▸ TASK INSTRUCTIONS:
In the material below, find all lines with the string "What" and copy them.

▸ RECORDED DATA:
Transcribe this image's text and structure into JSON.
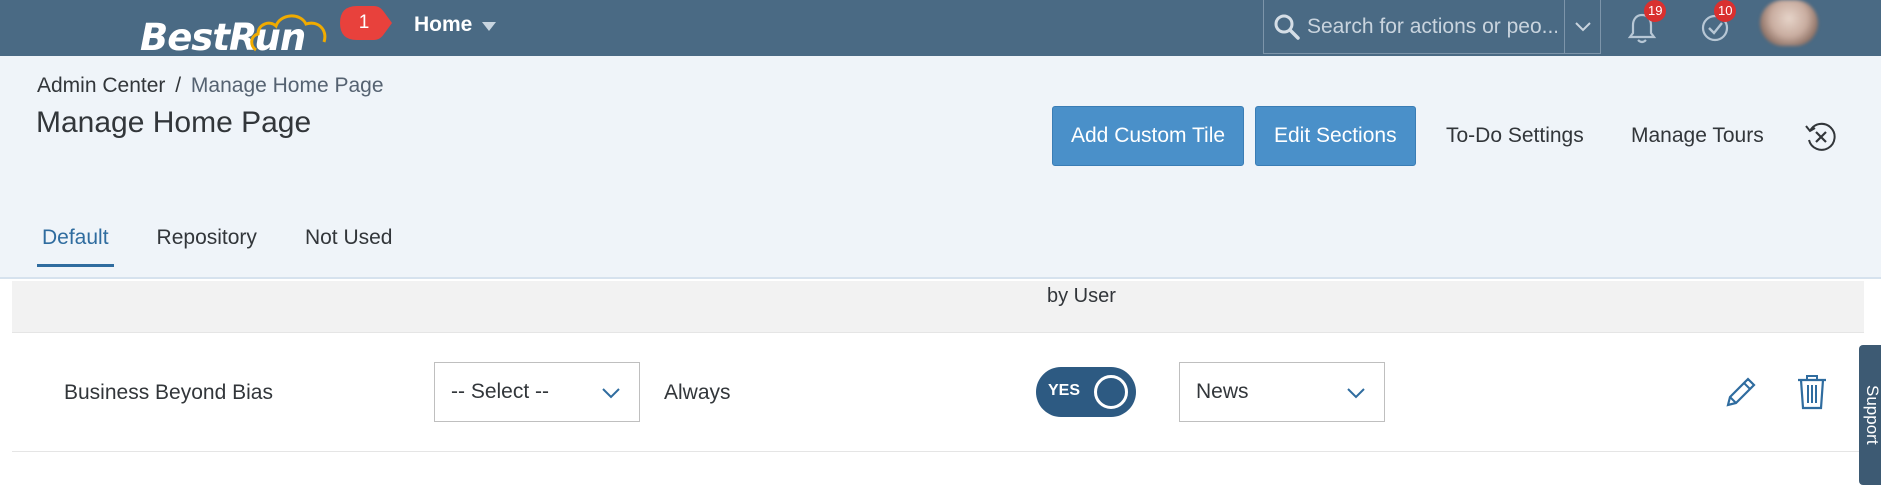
{
  "shell": {
    "logo_text": "BestRun",
    "step_badge": "1",
    "home_menu_label": "Home",
    "search_placeholder": "Search for actions or peo...",
    "notifications_count": "19",
    "todo_count": "10"
  },
  "breadcrumb": {
    "parent": "Admin Center",
    "separator": "/",
    "current": "Manage Home Page"
  },
  "page": {
    "title": "Manage Home Page"
  },
  "actions": {
    "add_custom_tile": "Add Custom Tile",
    "edit_sections": "Edit Sections",
    "todo_settings": "To-Do Settings",
    "manage_tours": "Manage Tours"
  },
  "tabs": [
    {
      "label": "Default",
      "active": true
    },
    {
      "label": "Repository",
      "active": false
    },
    {
      "label": "Not Used",
      "active": false
    }
  ],
  "table": {
    "header_fragment": "by User",
    "rows": [
      {
        "name": "Business Beyond Bias",
        "select_value": "-- Select --",
        "visibility": "Always",
        "toggle": "YES",
        "section": "News"
      }
    ]
  },
  "support_label": "Support",
  "colors": {
    "shell": "#4a6a84",
    "header_bg": "#eff4f9",
    "primary_button": "#4a90c9",
    "tab_active": "#2f6c9f",
    "toggle_on": "#2d5a82",
    "badge": "#d9302f"
  },
  "icons": [
    "search-icon",
    "chevron-down-icon",
    "bell-icon",
    "checkmark-circle-icon",
    "restore-close-icon",
    "pencil-icon",
    "trash-icon",
    "cursor-arrow-icon",
    "cloud-icon"
  ]
}
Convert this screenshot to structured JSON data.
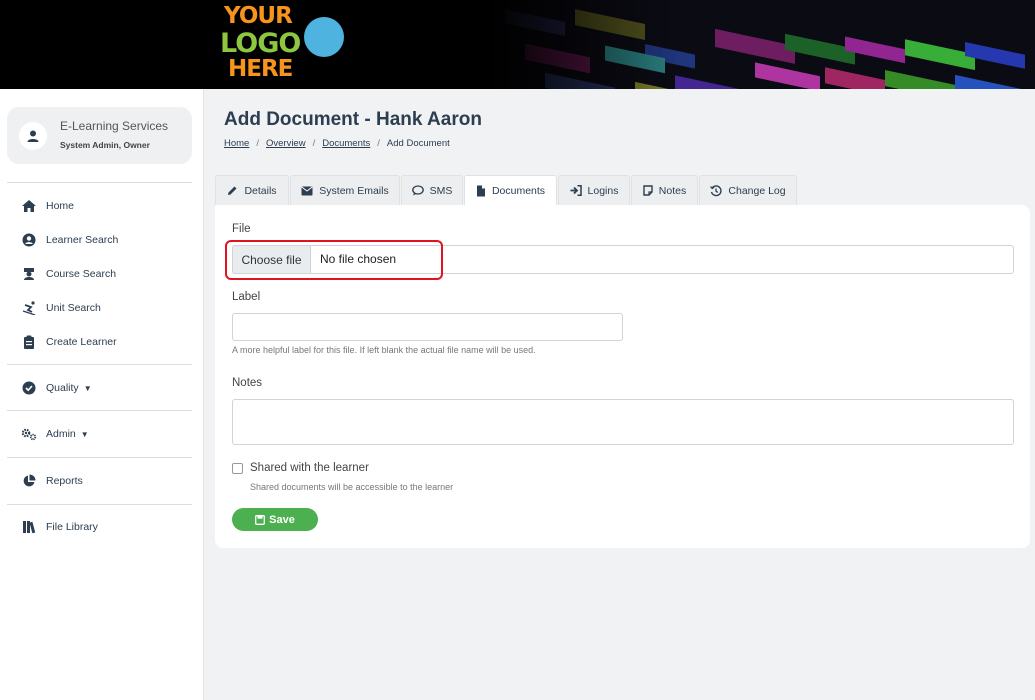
{
  "logo": {
    "line1": "YOUR",
    "line2": "LOGO",
    "line3": "HERE"
  },
  "user": {
    "name": "E-Learning Services",
    "role": "System Admin, Owner"
  },
  "sidebar": {
    "items": [
      {
        "label": "Home",
        "icon": "home-icon"
      },
      {
        "label": "Learner Search",
        "icon": "user-circle-icon"
      },
      {
        "label": "Course Search",
        "icon": "graduation-icon"
      },
      {
        "label": "Unit Search",
        "icon": "skiing-icon"
      },
      {
        "label": "Create Learner",
        "icon": "clipboard-icon"
      },
      {
        "label": "Quality",
        "icon": "check-circle-icon"
      },
      {
        "label": "Admin",
        "icon": "gears-icon"
      },
      {
        "label": "Reports",
        "icon": "pie-chart-icon"
      },
      {
        "label": "File Library",
        "icon": "books-icon"
      }
    ]
  },
  "page": {
    "title": "Add Document - Hank Aaron",
    "breadcrumb": [
      "Home",
      "Overview",
      "Documents",
      "Add Document"
    ]
  },
  "tabs": [
    {
      "label": "Details",
      "icon": "pencil-icon"
    },
    {
      "label": "System Emails",
      "icon": "envelope-icon"
    },
    {
      "label": "SMS",
      "icon": "comment-icon"
    },
    {
      "label": "Documents",
      "icon": "file-icon"
    },
    {
      "label": "Logins",
      "icon": "sign-in-icon"
    },
    {
      "label": "Notes",
      "icon": "note-icon"
    },
    {
      "label": "Change Log",
      "icon": "history-icon"
    }
  ],
  "active_tab": "Documents",
  "form": {
    "file_label": "File",
    "choose_file": "Choose file",
    "no_file": "No file chosen",
    "label_label": "Label",
    "label_value": "",
    "label_help": "A more helpful label for this file. If left blank the actual file name will be used.",
    "notes_label": "Notes",
    "notes_value": "",
    "shared_label": "Shared with the learner",
    "shared_checked": false,
    "shared_help": "Shared documents will be accessible to the learner",
    "save_label": "Save"
  },
  "colors": {
    "accent": "#4caf50",
    "highlight": "#e0131e",
    "text": "#2c3e50"
  }
}
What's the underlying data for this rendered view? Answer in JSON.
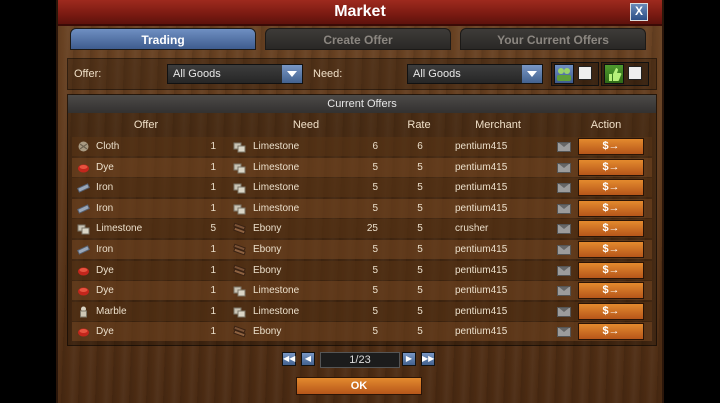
{
  "window": {
    "title": "Market",
    "close_label": "X"
  },
  "tabs": [
    {
      "label": "Trading",
      "active": true
    },
    {
      "label": "Create Offer",
      "active": false
    },
    {
      "label": "Your Current Offers",
      "active": false
    }
  ],
  "filters": {
    "offer_label": "Offer:",
    "offer_value": "All Goods",
    "need_label": "Need:",
    "need_value": "All Goods"
  },
  "offers": {
    "section_title": "Current Offers",
    "columns": [
      "Offer",
      "Need",
      "Rate",
      "Merchant",
      "Action"
    ],
    "rows": [
      {
        "offer_good": "Cloth",
        "offer_icon": "cloth-icon",
        "offer_qty": "1",
        "need_good": "Limestone",
        "need_icon": "limestone-icon",
        "need_qty": "6",
        "rate": "6",
        "merchant": "pentium415"
      },
      {
        "offer_good": "Dye",
        "offer_icon": "dye-icon",
        "offer_qty": "1",
        "need_good": "Limestone",
        "need_icon": "limestone-icon",
        "need_qty": "5",
        "rate": "5",
        "merchant": "pentium415"
      },
      {
        "offer_good": "Iron",
        "offer_icon": "iron-icon",
        "offer_qty": "1",
        "need_good": "Limestone",
        "need_icon": "limestone-icon",
        "need_qty": "5",
        "rate": "5",
        "merchant": "pentium415"
      },
      {
        "offer_good": "Iron",
        "offer_icon": "iron-icon",
        "offer_qty": "1",
        "need_good": "Limestone",
        "need_icon": "limestone-icon",
        "need_qty": "5",
        "rate": "5",
        "merchant": "pentium415"
      },
      {
        "offer_good": "Limestone",
        "offer_icon": "limestone-icon",
        "offer_qty": "5",
        "need_good": "Ebony",
        "need_icon": "ebony-icon",
        "need_qty": "25",
        "rate": "5",
        "merchant": "crusher"
      },
      {
        "offer_good": "Iron",
        "offer_icon": "iron-icon",
        "offer_qty": "1",
        "need_good": "Ebony",
        "need_icon": "ebony-icon",
        "need_qty": "5",
        "rate": "5",
        "merchant": "pentium415"
      },
      {
        "offer_good": "Dye",
        "offer_icon": "dye-icon",
        "offer_qty": "1",
        "need_good": "Ebony",
        "need_icon": "ebony-icon",
        "need_qty": "5",
        "rate": "5",
        "merchant": "pentium415"
      },
      {
        "offer_good": "Dye",
        "offer_icon": "dye-icon",
        "offer_qty": "1",
        "need_good": "Limestone",
        "need_icon": "limestone-icon",
        "need_qty": "5",
        "rate": "5",
        "merchant": "pentium415"
      },
      {
        "offer_good": "Marble",
        "offer_icon": "marble-icon",
        "offer_qty": "1",
        "need_good": "Limestone",
        "need_icon": "limestone-icon",
        "need_qty": "5",
        "rate": "5",
        "merchant": "pentium415"
      },
      {
        "offer_good": "Dye",
        "offer_icon": "dye-icon",
        "offer_qty": "1",
        "need_good": "Ebony",
        "need_icon": "ebony-icon",
        "need_qty": "5",
        "rate": "5",
        "merchant": "pentium415"
      }
    ],
    "trade_label": "$→"
  },
  "pager": {
    "page_text": "1/23"
  },
  "ok_label": "OK"
}
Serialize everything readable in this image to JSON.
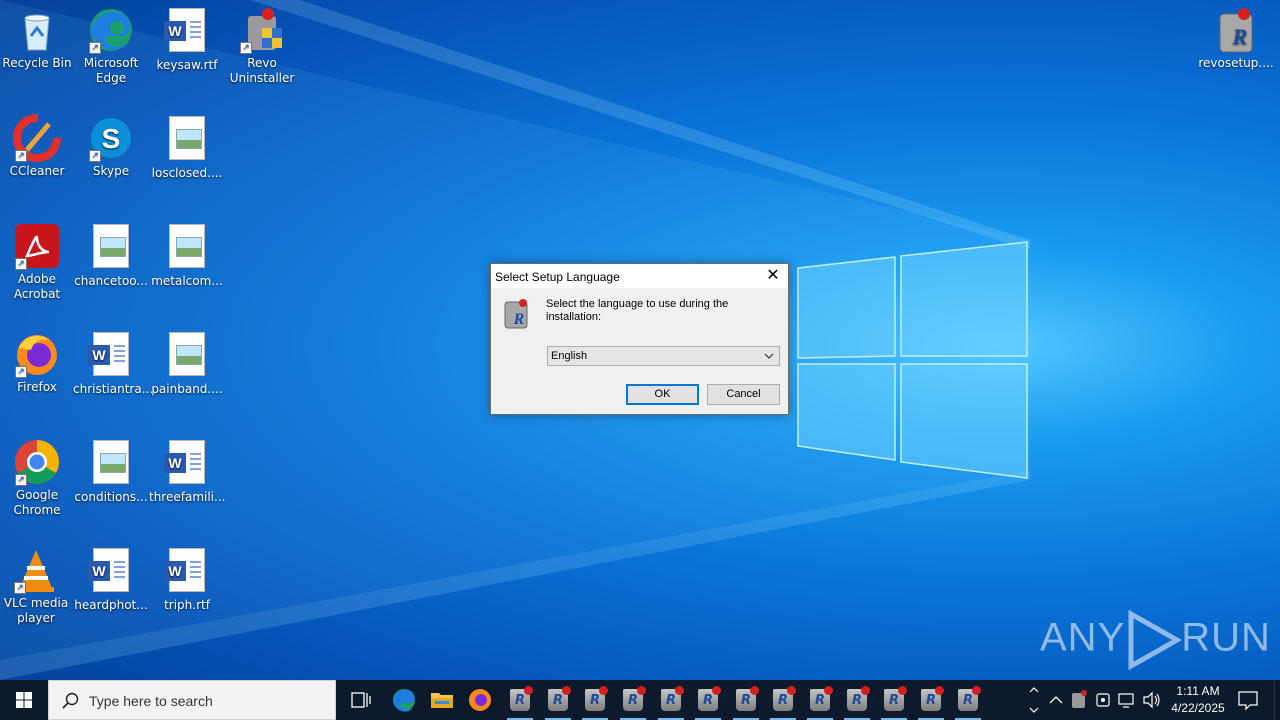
{
  "desktop": {
    "icons": [
      {
        "label": "Recycle Bin"
      },
      {
        "label": "Microsoft Edge"
      },
      {
        "label": "keysaw.rtf"
      },
      {
        "label": "Revo Uninstaller"
      },
      {
        "label": "CCleaner"
      },
      {
        "label": "Skype"
      },
      {
        "label": "losclosed...."
      },
      {
        "label": "Adobe Acrobat"
      },
      {
        "label": "chancetoo..."
      },
      {
        "label": "metalcom..."
      },
      {
        "label": "Firefox"
      },
      {
        "label": "christiantra..."
      },
      {
        "label": "painband...."
      },
      {
        "label": "Google Chrome"
      },
      {
        "label": "conditions..."
      },
      {
        "label": "threefamili..."
      },
      {
        "label": "VLC media player"
      },
      {
        "label": "heardphot..."
      },
      {
        "label": "triph.rtf"
      },
      {
        "label": "revosetup...."
      }
    ]
  },
  "dialog": {
    "title": "Select Setup Language",
    "message": "Select the language to use during the installation:",
    "selected_language": "English",
    "ok_label": "OK",
    "cancel_label": "Cancel"
  },
  "watermark": {
    "text_left": "ANY",
    "text_right": "RUN"
  },
  "taskbar": {
    "search_placeholder": "Type here to search",
    "running_revo_count": 13,
    "clock_time": "1:11 AM",
    "clock_date": "4/22/2025"
  },
  "colors": {
    "taskbar": "#0d1a2b",
    "accent": "#0078d7",
    "desktop": "#0a74d8"
  }
}
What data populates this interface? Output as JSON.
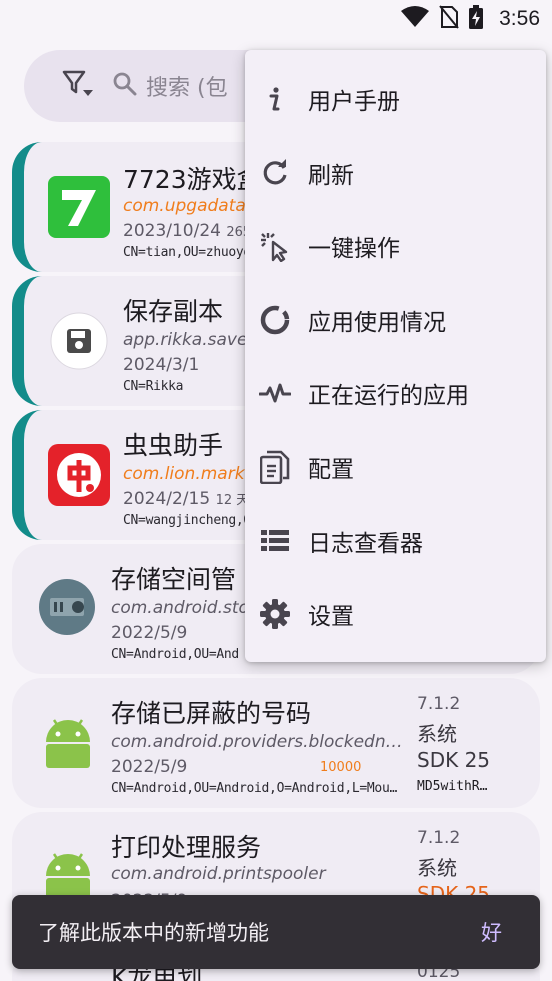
{
  "status_bar": {
    "time": "3:56"
  },
  "search": {
    "placeholder": "搜索 (包"
  },
  "apps": [
    {
      "name": "7723游戏盒",
      "package": "com.upgadata.u",
      "date": "2023/10/24",
      "date_extra": "265",
      "cert": "CN=tian,OU=zhuoyou"
    },
    {
      "name": "保存副本",
      "package": "app.rikka.savec",
      "date": "2024/3/1",
      "cert": "CN=Rikka"
    },
    {
      "name": "虫虫助手",
      "package": "com.lion.market",
      "date": "2024/2/15",
      "date_extra": "12 天",
      "cert": "CN=wangjincheng,OU"
    },
    {
      "name": "存储空间管",
      "package": "com.android.sto",
      "date": "2022/5/9",
      "cert": "CN=Android,OU=And"
    },
    {
      "name": "存储已屏蔽的号码",
      "package": "com.android.providers.blockedn…",
      "date": "2022/5/9",
      "uid": "10000",
      "cert": "CN=Android,OU=Android,O=Android,L=Mou…",
      "version": "7.1.2",
      "type": "系统",
      "sdk": "SDK 25",
      "sig": "MD5withR…"
    },
    {
      "name": "打印处理服务",
      "package": "com.android.printspooler",
      "date": "2022/5/9",
      "version": "7.1.2",
      "type": "系统",
      "sdk": "SDK 25"
    },
    {
      "name": "K龙电划",
      "side": "0125"
    }
  ],
  "menu": {
    "items": [
      {
        "label": "用户手册",
        "icon": "info-icon"
      },
      {
        "label": "刷新",
        "icon": "refresh-icon"
      },
      {
        "label": "一键操作",
        "icon": "tap-cursor-icon"
      },
      {
        "label": "应用使用情况",
        "icon": "usage-ring-icon"
      },
      {
        "label": "正在运行的应用",
        "icon": "pulse-icon"
      },
      {
        "label": "配置",
        "icon": "document-icon"
      },
      {
        "label": "日志查看器",
        "icon": "list-icon"
      },
      {
        "label": "设置",
        "icon": "gear-icon"
      }
    ]
  },
  "snackbar": {
    "message": "了解此版本中的新增功能",
    "action": "好"
  },
  "colors": {
    "accent": "#138c8a",
    "package_highlight": "#f07d1c",
    "snackbar_bg": "#322f35",
    "snackbar_action": "#cfbcff"
  }
}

▸ PROBLEM SOLUTION:
What's the underlying data for this rendered view? Answer in JSON.
What data populates this interface? Output as JSON.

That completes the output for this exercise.